**The task**
State how many lines in the listing below include the word "проездов". Give nothing but the number.

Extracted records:
[Begin]
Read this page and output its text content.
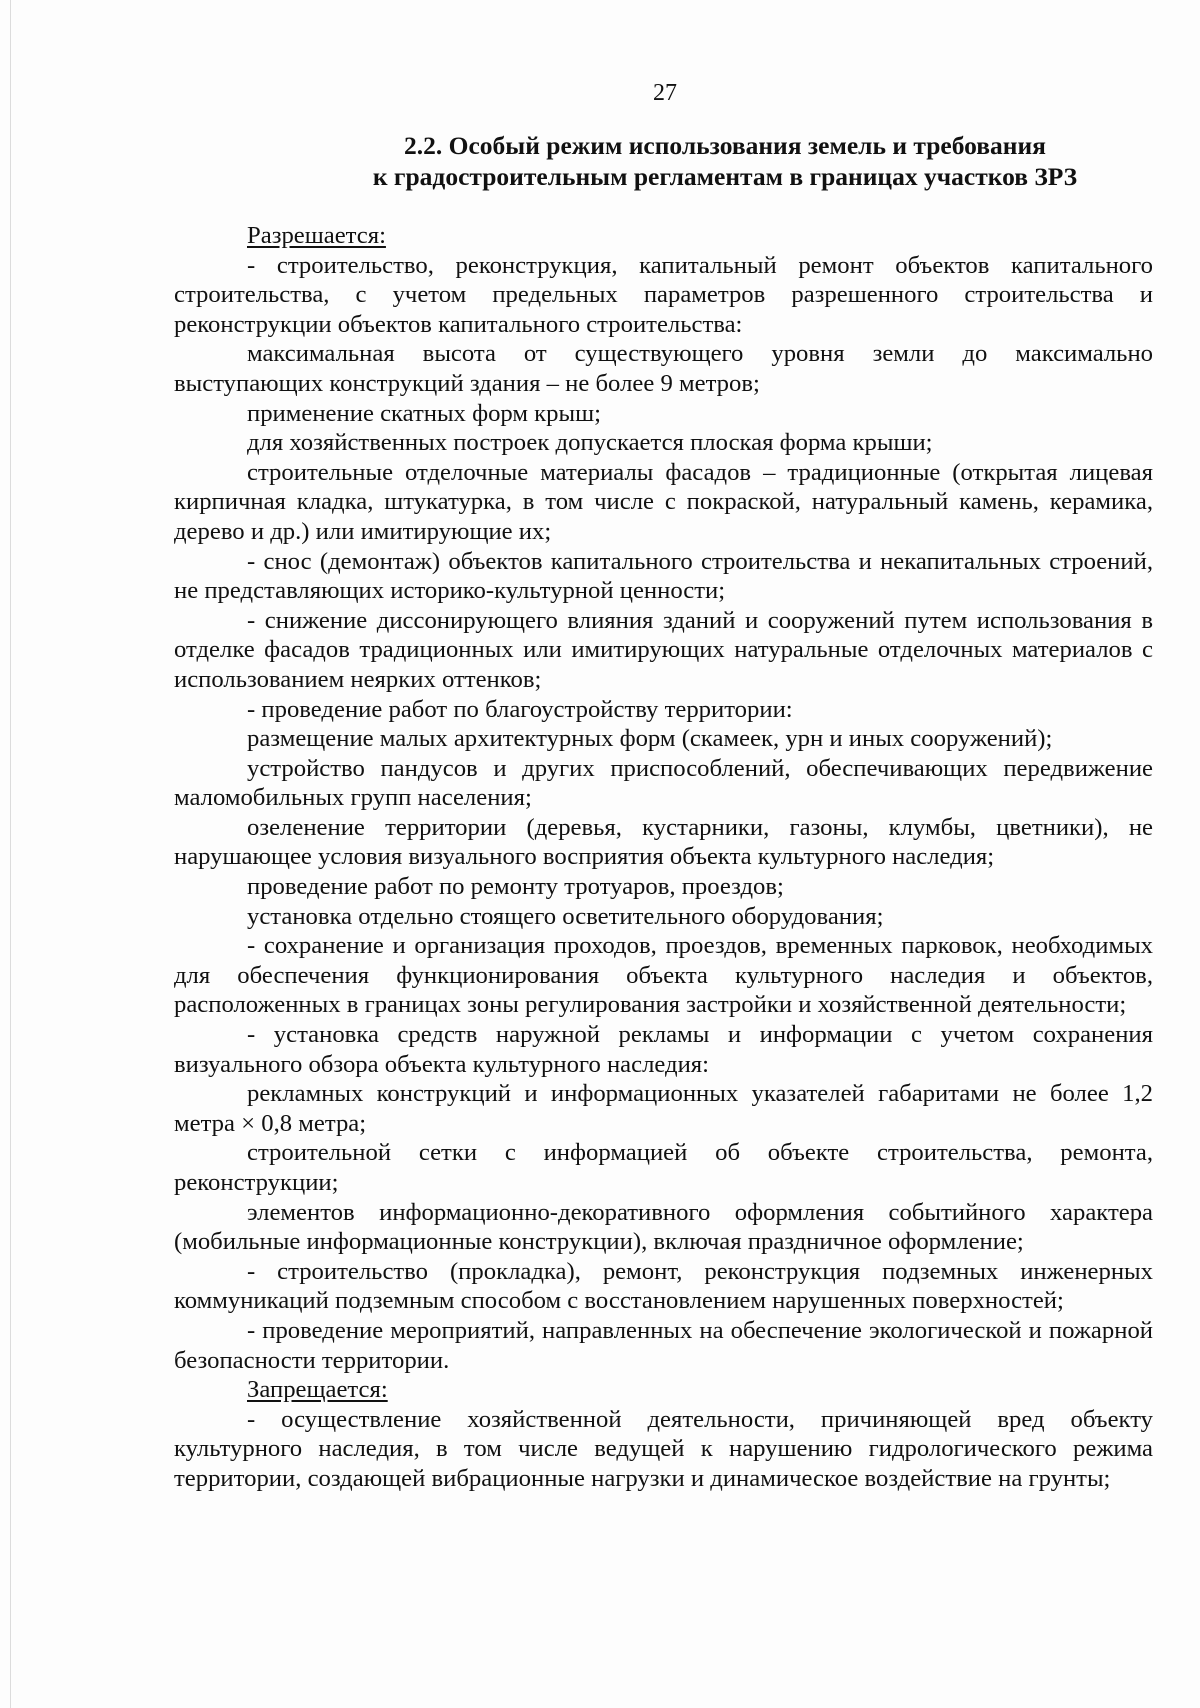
27
2.2. Особый режим использования земель и требования
к градостроительным регламентам в границах участков ЗРЗ

Разрешается:

- строительство, реконструкция, капитальный ремонт объектов капитального строительства, с учетом предельных параметров разрешенного строительства и реконструкции объектов капитального строительства:

максимальная высота от существующего уровня земли до максимально выступающих конструкций здания – не более 9 метров;

применение скатных форм крыш;

для хозяйственных построек допускается плоская форма крыши;

строительные отделочные материалы фасадов – традиционные (открытая лицевая кирпичная кладка, штукатурка, в том числе с покраской, натуральный камень, керамика, дерево и др.) или имитирующие их;

- снос (демонтаж) объектов капитального строительства и некапитальных строений, не представляющих историко-культурной ценности;

- снижение диссонирующего влияния зданий и сооружений путем использования в отделке фасадов традиционных или имитирующих натуральные отделочных материалов с использованием неярких оттенков;

- проведение работ по благоустройству территории:

размещение малых архитектурных форм (скамеек, урн и иных сооружений);

устройство пандусов и других приспособлений, обеспечивающих передвижение маломобильных групп населения;

озеленение территории (деревья, кустарники, газоны, клумбы, цветники), не нарушающее условия визуального восприятия объекта культурного наследия;

проведение работ по ремонту тротуаров, проездов;

установка отдельно стоящего осветительного оборудования;

- сохранение и организация проходов, проездов, временных парковок, необходимых для обеспечения функционирования объекта культурного наследия и объектов, расположенных в границах зоны регулирования застройки и хозяйственной деятельности;

- установка средств наружной рекламы и информации с учетом сохранения визуального обзора объекта культурного наследия:

рекламных конструкций и информационных указателей габаритами не более 1,2 метра × 0,8 метра;

строительной сетки с информацией об объекте строительства, ремонта, реконструкции;

элементов информационно-декоративного оформления событийного характера (мобильные информационные конструкции), включая праздничное оформление;

- строительство (прокладка), ремонт, реконструкция подземных инженерных коммуникаций подземным способом с восстановлением нарушенных поверхностей;

- проведение мероприятий, направленных на обеспечение экологической и пожарной безопасности территории.

Запрещается:

- осуществление хозяйственной деятельности, причиняющей вред объекту культурного наследия, в том числе ведущей к нарушению гидрологического режима территории, создающей вибрационные нагрузки и динамическое воздействие на грунты;
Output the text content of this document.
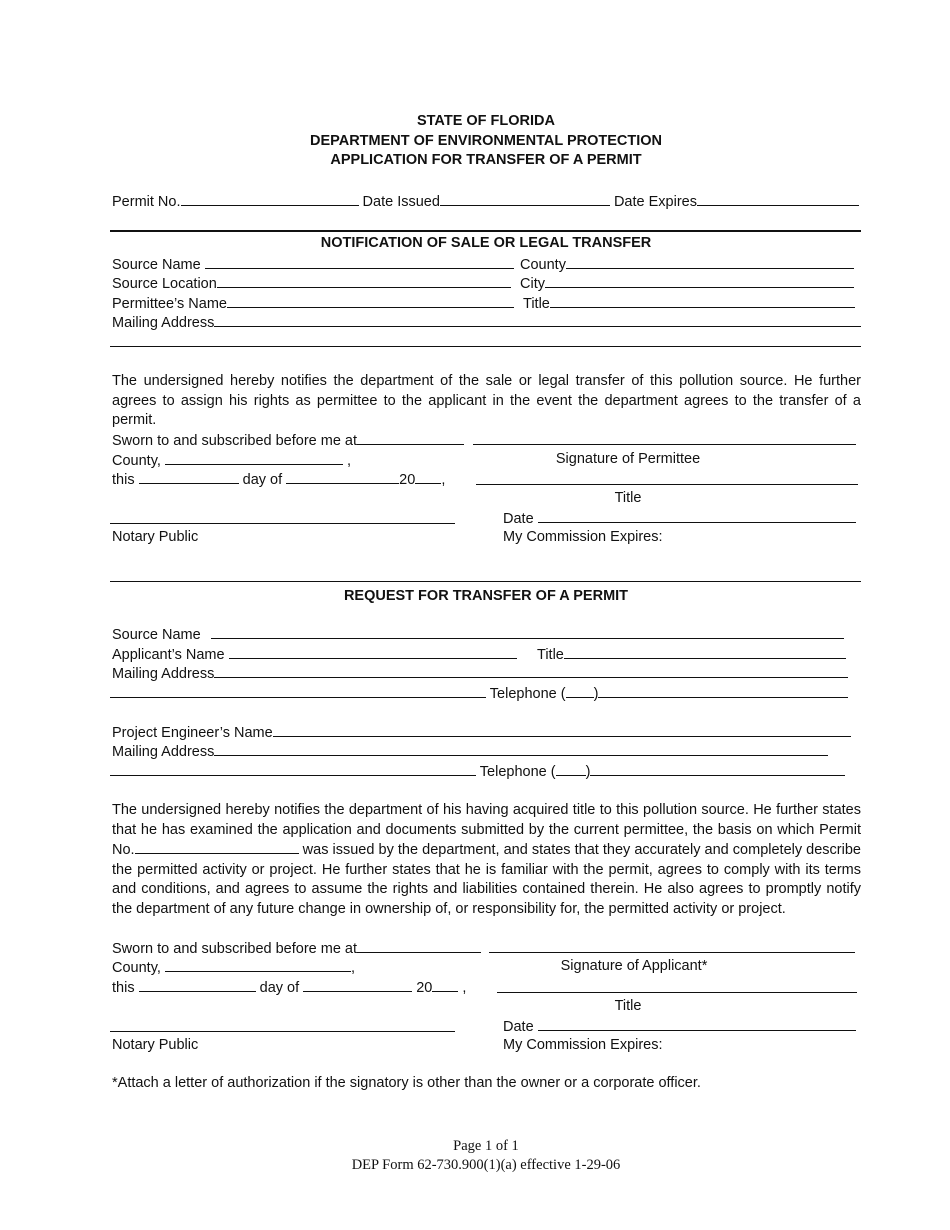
STATE OF FLORIDA
DEPARTMENT OF ENVIRONMENTAL PROTECTION
APPLICATION FOR TRANSFER OF A PERMIT
Permit No.	Date Issued	Date Expires
NOTIFICATION OF SALE OR LEGAL TRANSFER
Source Name	County
Source Location	City
Permittee’s Name	Title
Mailing Address
The undersigned hereby notifies the department of the sale or legal transfer of this pollution source. He further agrees to assign his rights as permittee to the applicant in the event the department agrees to the transfer of a permit.
Sworn to and subscribed before me at
County,	,	Signature of Permittee
this	day of	20 ,
Title
Date
Notary Public	My Commission Expires:
REQUEST FOR TRANSFER OF A PERMIT
Source Name
Applicant’s Name	Title
Mailing Address
Telephone ( )
Project Engineer’s Name
Mailing Address
Telephone ( )
The undersigned hereby notifies the department of his having acquired title to this pollution source. He further states that he has examined the application and documents submitted by the current permittee, the basis on which Permit No.	was issued by the department, and states that they accurately and completely describe the permitted activity or project. He further states that he is familiar with the permit, agrees to comply with its terms and conditions, and agrees to assume the rights and liabilities contained therein. He also agrees to promptly notify the department of any future change in ownership of, or responsibility for, the permitted activity or project.
Sworn to and subscribed before me at
County,	,	Signature of Applicant*
this	day of	20 ,
Title
Date
Notary Public	My Commission Expires:
*Attach a letter of authorization if the signatory is other than the owner or a corporate officer.
Page 1 of 1
DEP Form 62-730.900(1)(a) effective 1-29-06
[End]
**Solution below**
2